-- START --

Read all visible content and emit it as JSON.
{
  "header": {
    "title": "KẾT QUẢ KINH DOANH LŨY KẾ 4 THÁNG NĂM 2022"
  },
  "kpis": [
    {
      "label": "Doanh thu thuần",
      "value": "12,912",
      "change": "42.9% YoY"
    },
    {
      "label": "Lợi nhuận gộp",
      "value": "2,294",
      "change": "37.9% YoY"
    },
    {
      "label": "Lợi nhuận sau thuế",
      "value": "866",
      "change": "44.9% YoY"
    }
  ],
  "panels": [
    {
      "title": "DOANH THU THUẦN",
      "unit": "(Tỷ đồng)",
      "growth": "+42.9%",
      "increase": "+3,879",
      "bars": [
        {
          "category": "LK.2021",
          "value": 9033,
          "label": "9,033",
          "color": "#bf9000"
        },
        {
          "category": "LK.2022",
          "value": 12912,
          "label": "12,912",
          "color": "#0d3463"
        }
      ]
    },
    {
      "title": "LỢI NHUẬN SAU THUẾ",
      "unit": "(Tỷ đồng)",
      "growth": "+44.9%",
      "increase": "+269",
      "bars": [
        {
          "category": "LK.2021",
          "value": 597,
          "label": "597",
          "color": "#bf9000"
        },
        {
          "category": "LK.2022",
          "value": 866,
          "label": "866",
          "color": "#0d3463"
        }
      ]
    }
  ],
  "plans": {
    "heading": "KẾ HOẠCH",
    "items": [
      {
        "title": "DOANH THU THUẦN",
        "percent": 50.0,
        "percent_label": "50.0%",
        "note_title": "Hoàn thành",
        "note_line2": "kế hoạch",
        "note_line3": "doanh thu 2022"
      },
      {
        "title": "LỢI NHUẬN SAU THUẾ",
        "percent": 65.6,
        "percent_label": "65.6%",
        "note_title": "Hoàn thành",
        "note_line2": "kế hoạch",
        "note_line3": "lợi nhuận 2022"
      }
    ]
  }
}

-- END --

Return each entry from the material above exactly as it appears.

**Written solution:**
Read all visible content and emit it as JSON.
{
  "header": {
    "title": "KẾT QUẢ KINH DOANH LŨY KẾ 4 THÁNG NĂM 2022"
  },
  "kpis": [
    {
      "label": "Doanh thu thuần",
      "value": "12,912",
      "change": "42.9% YoY"
    },
    {
      "label": "Lợi nhuận gộp",
      "value": "2,294",
      "change": "37.9% YoY"
    },
    {
      "label": "Lợi nhuận sau thuế",
      "value": "866",
      "change": "44.9% YoY"
    }
  ],
  "panels": [
    {
      "title": "DOANH THU THUẦN",
      "unit": "(Tỷ đồng)",
      "growth": "+42.9%",
      "increase": "+3,879",
      "bars": [
        {
          "category": "LK.2021",
          "value": 9033,
          "label": "9,033",
          "color": "#bf9000"
        },
        {
          "category": "LK.2022",
          "value": 12912,
          "label": "12,912",
          "color": "#0d3463"
        }
      ]
    },
    {
      "title": "LỢI NHUẬN SAU THUẾ",
      "unit": "(Tỷ đồng)",
      "growth": "+44.9%",
      "increase": "+269",
      "bars": [
        {
          "category": "LK.2021",
          "value": 597,
          "label": "597",
          "color": "#bf9000"
        },
        {
          "category": "LK.2022",
          "value": 866,
          "label": "866",
          "color": "#0d3463"
        }
      ]
    }
  ],
  "plans": {
    "heading": "KẾ HOẠCH",
    "items": [
      {
        "title": "DOANH THU THUẦN",
        "percent": 50.0,
        "percent_label": "50.0%",
        "note_title": "Hoàn thành",
        "note_line2": "kế hoạch",
        "note_line3": "doanh thu 2022"
      },
      {
        "title": "LỢI NHUẬN SAU THUẾ",
        "percent": 65.6,
        "percent_label": "65.6%",
        "note_title": "Hoàn thành",
        "note_line2": "kế hoạch",
        "note_line3": "lợi nhuận 2022"
      }
    ]
  }
}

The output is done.